[Start of Exercise materials]
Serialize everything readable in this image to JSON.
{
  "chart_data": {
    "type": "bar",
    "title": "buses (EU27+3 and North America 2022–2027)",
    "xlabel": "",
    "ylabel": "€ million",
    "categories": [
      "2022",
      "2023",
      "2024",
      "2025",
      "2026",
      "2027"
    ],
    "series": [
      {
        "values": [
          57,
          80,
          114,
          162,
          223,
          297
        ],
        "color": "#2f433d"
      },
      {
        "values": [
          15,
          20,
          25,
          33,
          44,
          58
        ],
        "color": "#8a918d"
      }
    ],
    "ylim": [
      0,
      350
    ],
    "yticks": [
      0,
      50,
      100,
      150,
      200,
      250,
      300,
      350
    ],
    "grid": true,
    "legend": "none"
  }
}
[End of Exercise materials]
[Start of Exercise materials]
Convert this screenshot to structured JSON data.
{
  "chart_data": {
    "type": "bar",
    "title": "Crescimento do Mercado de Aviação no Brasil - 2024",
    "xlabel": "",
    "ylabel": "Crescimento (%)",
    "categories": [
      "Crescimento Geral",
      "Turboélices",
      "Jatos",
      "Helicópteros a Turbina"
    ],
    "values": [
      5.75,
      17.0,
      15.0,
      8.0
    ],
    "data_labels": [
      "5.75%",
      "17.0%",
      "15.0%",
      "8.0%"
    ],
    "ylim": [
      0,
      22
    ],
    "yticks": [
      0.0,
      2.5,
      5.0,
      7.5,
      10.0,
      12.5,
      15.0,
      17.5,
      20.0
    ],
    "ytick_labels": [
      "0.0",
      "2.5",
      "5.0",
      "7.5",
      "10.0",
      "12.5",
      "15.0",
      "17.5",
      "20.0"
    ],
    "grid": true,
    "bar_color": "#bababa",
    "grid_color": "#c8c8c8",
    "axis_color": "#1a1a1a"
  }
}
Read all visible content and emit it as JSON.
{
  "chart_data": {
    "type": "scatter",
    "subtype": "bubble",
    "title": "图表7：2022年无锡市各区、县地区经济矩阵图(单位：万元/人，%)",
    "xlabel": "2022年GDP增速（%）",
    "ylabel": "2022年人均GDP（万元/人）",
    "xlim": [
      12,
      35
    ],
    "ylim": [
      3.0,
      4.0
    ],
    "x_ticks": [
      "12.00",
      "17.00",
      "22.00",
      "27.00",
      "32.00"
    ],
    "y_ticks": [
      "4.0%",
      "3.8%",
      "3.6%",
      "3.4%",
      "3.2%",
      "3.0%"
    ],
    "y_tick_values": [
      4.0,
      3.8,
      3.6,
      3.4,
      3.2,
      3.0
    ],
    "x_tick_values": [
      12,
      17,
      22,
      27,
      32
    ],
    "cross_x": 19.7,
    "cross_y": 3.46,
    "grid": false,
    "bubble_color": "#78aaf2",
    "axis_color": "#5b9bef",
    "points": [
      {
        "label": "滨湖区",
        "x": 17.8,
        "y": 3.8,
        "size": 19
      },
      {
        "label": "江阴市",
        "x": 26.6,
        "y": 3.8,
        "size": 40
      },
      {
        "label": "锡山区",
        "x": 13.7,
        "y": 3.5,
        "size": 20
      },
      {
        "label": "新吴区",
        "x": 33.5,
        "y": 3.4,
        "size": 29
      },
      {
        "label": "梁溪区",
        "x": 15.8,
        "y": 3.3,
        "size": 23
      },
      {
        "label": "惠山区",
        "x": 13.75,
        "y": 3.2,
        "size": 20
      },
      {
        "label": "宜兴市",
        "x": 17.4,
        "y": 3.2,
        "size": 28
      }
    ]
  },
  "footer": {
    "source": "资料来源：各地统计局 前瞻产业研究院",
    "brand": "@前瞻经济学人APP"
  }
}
[End of Exercise materials]
[Start of Exercise materials]
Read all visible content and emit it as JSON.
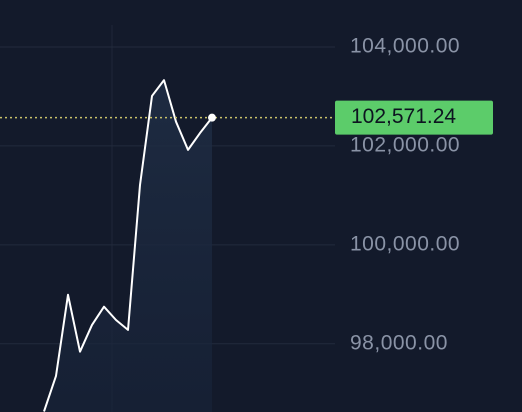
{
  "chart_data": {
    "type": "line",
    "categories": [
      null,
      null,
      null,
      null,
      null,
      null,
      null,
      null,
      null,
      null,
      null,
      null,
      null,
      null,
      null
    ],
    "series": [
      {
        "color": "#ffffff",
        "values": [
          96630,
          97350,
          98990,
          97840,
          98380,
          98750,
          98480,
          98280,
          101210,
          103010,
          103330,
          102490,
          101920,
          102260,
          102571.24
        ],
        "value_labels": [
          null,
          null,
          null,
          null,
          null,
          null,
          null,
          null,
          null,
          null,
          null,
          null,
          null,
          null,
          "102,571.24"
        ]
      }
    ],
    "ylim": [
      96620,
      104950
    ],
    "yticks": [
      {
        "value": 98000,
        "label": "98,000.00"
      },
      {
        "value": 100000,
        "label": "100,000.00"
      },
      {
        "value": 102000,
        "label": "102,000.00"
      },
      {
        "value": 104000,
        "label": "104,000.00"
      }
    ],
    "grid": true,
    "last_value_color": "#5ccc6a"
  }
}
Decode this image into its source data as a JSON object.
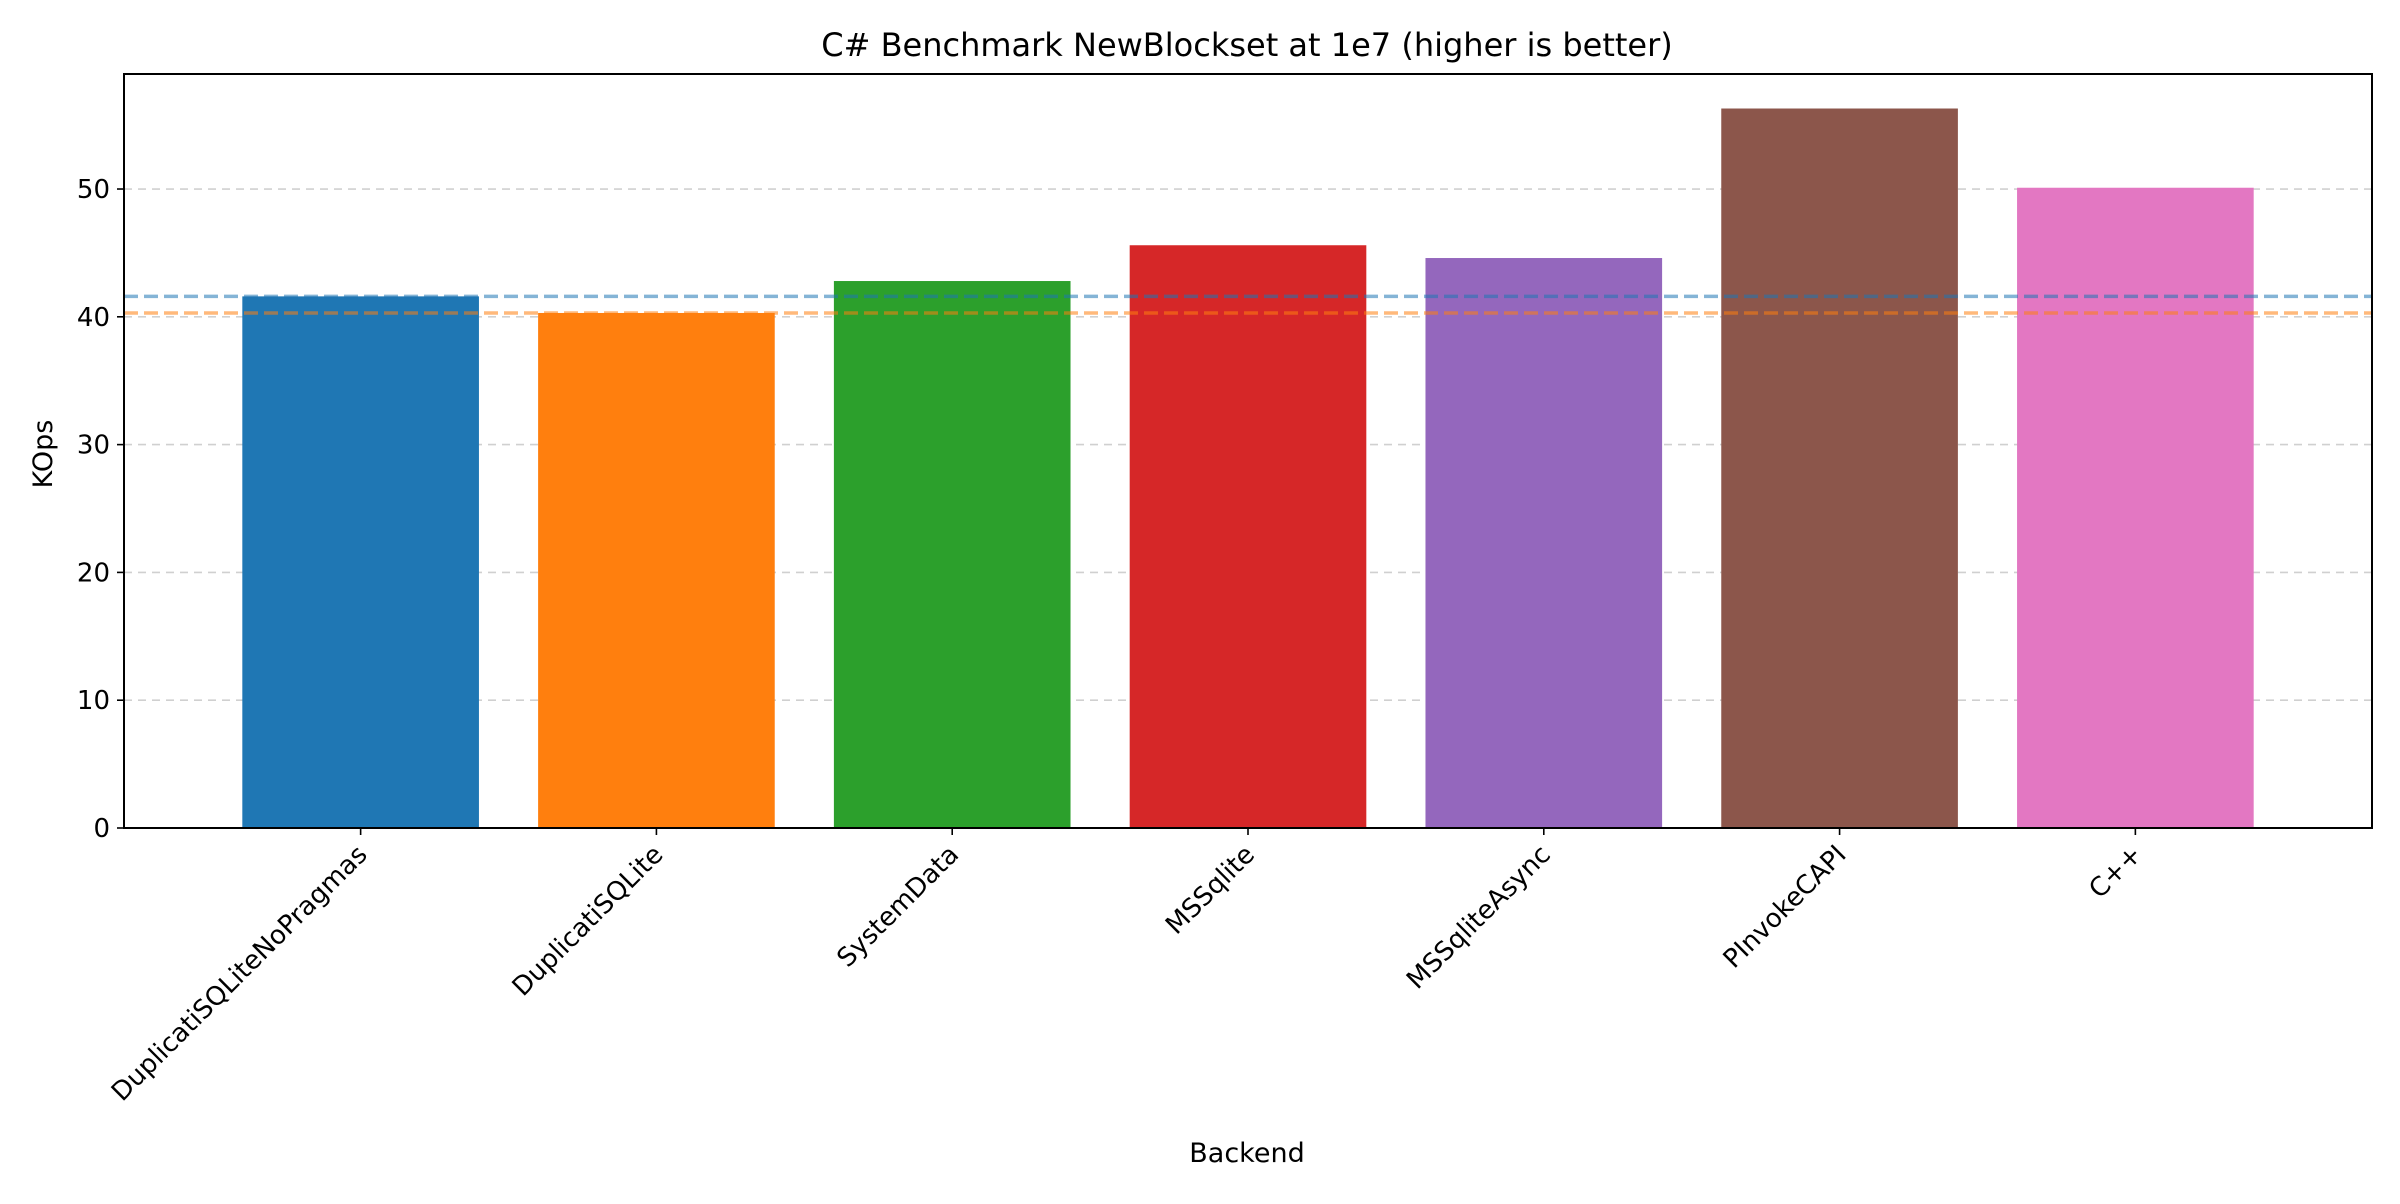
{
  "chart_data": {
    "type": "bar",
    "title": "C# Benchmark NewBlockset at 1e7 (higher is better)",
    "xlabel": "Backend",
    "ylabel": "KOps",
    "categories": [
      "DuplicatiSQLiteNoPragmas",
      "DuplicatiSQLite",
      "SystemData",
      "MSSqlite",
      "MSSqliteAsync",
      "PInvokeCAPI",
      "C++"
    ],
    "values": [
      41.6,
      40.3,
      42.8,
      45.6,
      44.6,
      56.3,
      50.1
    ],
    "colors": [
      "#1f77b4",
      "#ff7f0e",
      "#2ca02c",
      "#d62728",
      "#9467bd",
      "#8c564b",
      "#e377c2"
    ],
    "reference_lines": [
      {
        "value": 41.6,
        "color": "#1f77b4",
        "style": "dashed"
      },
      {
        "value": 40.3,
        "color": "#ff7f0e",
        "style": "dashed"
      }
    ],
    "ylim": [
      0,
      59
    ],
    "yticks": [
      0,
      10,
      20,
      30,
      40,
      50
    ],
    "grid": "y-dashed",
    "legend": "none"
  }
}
[End of Exercise materials]
What to do
Look over the records above and copy each line that includes the string "image".

Output of the task
Serialize everything readable in this image to JSON.
Decode this image into its source data as a JSON object.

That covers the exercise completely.